Trabajo requerido:
Copia sin cambios el pasaje del texto sobre José Martí comprendido entre "Se recuerda estos" y "desgraciadamente casi secreta.", ambos incluidos.

Fragmento proporcionado:
......

Se recuerda estos días al poeta Martí (José), el lírico cubano en el que unos han visto durante quizás demasiado tiempo tan sólo a una figura política y, por tanto, utilizable en el juego de devaneos en el que se ha convertido el arte de lo posible, que no es sino la lucha por el poder. Nadie se acuerda demasiado de su inmenso perfil como escritor. Un perfil que, como escribió Cernuda, sólo está apoyado en el aire. El motivo de estas conmemoraciones institucionales es el correspondiente aniversario de su muerte: tremendista, triste, descorazonadora para casi todo un continente. En realidad, carece de sentido recordarla: como todos los decesos, no tiene remedio. Cuestión diferente es convertirla en una oportunidad para reivindicar su literatura, desgraciadamente casi secreta.
A Martí, hoy día, sólo lo leen los castristas, los cubanos (que estudian lo que decide su Gobierno) y los exégetas de Fidel (Castro), cuyo régimen ha hecho de la figura del padre de la patria cubana objeto de la habitual propaganda en la que incurren todos los poderes en ejercicio, con independencia de cuál sea su forma o sesgo ideológico. Todo sea para domesticar al pueblo. Para muchos, el poeta cubano tiene algo de reliquia de tiempos heroicos, o es un pretexto para buscar palabras con connotaciones fácticas, que tan bien quedan en los discursos. Martí fue, al menos en términos literarios, bastante más que en el campo político: un poeta sincero, ejemplo prematuro de la poesía basada en su aparente contrario, el prosaísmo, que es el tono subterráneo y esencial de la lírica contemporánea. Esta herencia resulta más perdurable que la que se asocia a la simbología política.

......

Líneas de datos:

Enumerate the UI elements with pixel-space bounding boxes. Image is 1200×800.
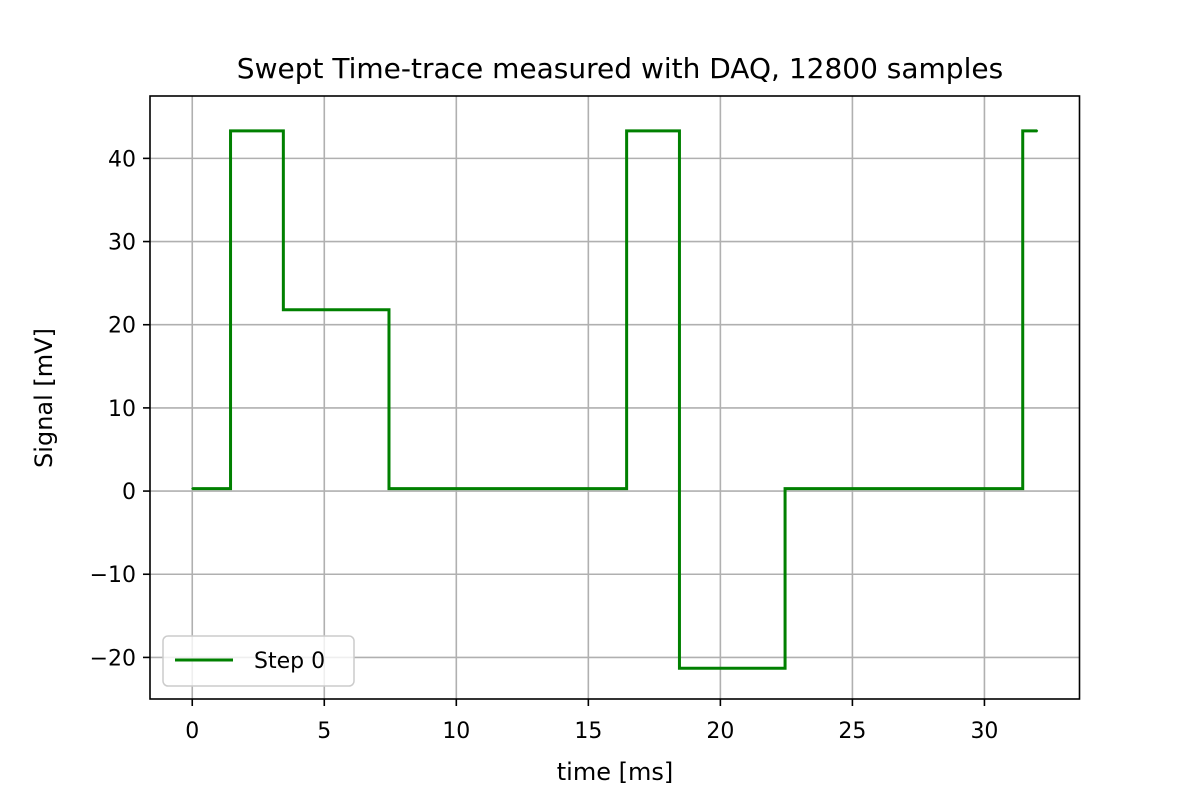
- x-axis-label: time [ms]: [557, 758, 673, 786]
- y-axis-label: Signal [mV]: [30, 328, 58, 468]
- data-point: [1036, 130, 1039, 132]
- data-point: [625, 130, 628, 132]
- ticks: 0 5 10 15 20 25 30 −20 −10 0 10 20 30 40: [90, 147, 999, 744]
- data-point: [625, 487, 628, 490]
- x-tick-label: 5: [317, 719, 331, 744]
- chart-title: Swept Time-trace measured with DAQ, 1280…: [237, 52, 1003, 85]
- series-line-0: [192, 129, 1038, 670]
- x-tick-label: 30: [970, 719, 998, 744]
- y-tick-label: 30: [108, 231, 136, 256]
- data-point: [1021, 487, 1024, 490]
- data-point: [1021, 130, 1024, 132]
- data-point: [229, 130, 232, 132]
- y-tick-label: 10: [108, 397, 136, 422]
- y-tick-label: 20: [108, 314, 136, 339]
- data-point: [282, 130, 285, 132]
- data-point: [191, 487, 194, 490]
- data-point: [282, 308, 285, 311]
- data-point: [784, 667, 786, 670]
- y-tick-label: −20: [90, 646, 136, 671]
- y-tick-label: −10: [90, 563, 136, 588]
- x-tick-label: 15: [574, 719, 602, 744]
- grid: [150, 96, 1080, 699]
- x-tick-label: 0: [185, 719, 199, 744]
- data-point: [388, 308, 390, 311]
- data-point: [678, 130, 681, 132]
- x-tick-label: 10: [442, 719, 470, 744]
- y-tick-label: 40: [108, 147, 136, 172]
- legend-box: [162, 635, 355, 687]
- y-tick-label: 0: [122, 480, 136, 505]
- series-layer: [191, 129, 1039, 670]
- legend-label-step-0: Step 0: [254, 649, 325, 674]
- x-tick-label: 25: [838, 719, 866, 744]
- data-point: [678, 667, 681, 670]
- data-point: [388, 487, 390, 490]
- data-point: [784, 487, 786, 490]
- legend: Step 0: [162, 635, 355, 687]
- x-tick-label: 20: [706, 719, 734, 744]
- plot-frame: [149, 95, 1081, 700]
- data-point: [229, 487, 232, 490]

......

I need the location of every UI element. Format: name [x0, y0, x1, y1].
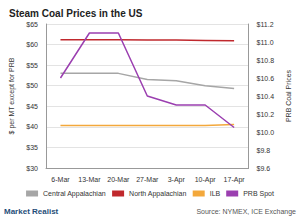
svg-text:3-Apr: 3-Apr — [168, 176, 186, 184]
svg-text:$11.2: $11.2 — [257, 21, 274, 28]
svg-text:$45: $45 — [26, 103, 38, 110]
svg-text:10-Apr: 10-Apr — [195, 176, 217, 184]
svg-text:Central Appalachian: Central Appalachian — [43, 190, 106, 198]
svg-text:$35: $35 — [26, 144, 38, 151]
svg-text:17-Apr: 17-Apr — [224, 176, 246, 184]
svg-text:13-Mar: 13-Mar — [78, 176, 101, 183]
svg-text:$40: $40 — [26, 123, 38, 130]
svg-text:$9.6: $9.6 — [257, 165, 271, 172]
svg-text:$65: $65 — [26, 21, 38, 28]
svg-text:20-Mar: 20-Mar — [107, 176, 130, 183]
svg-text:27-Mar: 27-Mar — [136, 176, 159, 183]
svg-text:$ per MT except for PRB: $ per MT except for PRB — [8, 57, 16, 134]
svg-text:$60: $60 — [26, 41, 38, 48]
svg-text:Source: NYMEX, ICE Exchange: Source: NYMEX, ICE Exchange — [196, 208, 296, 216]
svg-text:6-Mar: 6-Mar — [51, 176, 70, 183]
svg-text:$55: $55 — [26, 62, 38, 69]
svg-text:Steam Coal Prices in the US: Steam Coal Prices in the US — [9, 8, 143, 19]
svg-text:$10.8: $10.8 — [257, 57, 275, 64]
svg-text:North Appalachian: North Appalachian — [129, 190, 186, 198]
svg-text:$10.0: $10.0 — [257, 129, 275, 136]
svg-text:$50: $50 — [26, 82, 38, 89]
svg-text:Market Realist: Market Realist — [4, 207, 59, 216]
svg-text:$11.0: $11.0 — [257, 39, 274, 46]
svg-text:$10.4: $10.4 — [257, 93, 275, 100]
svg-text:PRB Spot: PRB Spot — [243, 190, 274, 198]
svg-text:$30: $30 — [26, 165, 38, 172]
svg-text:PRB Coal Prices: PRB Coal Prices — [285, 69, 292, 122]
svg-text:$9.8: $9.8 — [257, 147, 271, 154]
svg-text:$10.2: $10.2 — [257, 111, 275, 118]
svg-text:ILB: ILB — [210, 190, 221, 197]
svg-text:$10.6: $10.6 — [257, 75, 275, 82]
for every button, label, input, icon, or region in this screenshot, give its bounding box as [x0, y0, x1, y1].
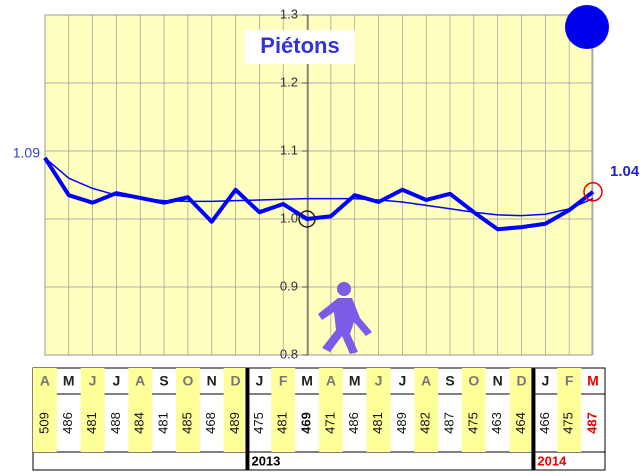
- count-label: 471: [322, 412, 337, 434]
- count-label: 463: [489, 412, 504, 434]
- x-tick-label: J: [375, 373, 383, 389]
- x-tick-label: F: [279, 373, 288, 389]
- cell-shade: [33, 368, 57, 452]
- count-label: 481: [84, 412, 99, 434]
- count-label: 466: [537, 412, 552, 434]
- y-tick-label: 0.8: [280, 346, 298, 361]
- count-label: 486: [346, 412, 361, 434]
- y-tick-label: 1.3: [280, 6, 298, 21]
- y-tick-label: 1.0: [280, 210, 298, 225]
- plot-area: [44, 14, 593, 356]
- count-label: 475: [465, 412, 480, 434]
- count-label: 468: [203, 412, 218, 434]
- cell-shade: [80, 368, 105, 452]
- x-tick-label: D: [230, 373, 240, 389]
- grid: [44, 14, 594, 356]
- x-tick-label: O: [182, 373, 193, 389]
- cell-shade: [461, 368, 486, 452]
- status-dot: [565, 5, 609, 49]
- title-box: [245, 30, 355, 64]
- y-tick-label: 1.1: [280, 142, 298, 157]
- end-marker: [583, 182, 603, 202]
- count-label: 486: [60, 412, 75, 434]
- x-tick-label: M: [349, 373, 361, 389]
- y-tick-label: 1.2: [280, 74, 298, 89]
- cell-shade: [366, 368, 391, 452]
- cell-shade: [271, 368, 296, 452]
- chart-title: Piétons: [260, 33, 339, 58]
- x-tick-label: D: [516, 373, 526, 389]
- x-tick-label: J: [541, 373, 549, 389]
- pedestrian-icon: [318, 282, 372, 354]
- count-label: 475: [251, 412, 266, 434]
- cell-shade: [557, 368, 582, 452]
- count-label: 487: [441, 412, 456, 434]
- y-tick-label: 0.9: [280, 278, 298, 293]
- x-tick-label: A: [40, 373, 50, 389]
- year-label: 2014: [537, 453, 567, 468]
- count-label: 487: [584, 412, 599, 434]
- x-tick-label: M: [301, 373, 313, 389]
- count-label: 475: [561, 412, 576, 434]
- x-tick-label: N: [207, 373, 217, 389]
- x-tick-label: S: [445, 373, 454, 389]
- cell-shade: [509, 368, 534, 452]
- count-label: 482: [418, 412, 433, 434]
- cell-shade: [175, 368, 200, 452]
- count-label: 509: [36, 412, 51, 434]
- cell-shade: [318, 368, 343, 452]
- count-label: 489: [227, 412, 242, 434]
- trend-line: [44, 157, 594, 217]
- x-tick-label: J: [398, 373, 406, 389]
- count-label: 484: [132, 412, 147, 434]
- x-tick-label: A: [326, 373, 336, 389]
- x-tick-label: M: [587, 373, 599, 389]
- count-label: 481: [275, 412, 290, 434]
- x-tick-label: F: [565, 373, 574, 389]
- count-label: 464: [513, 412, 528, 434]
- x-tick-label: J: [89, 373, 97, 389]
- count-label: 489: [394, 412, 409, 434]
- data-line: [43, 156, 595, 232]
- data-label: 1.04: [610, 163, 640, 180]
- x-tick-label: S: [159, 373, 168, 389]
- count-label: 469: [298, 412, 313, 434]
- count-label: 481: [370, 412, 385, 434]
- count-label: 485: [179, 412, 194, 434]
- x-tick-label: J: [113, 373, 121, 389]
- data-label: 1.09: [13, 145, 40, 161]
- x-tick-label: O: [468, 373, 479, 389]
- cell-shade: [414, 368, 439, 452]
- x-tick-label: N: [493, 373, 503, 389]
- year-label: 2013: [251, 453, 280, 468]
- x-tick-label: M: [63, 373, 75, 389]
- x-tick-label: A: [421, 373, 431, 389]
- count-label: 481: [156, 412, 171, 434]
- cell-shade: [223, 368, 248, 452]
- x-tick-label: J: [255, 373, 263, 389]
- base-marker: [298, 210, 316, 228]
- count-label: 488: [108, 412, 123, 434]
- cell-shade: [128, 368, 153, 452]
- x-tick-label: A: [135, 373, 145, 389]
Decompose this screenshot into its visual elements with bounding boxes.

......

Respuesta escrita:
Se recuerda estos días al poeta Martí (José), el lírico cubano en el que unos han visto durante quizás demasiado tiempo tan sólo a una figura política y, por tanto, utilizable en el juego de devaneos en el que se ha convertido el arte de lo posible, que no es sino la lucha por el poder. Nadie se acuerda demasiado de su inmenso perfil como escritor. Un perfil que, como escribió Cernuda, sólo está apoyado en el aire. El motivo de estas conmemoraciones institucionales es el correspondiente aniversario de su muerte: tremendista, triste, descorazonadora para casi todo un continente. En realidad, carece de sentido recordarla: como todos los decesos, no tiene remedio. Cuestión diferente es convertirla en una oportunidad para reivindicar su literatura, desgraciadamente casi secreta.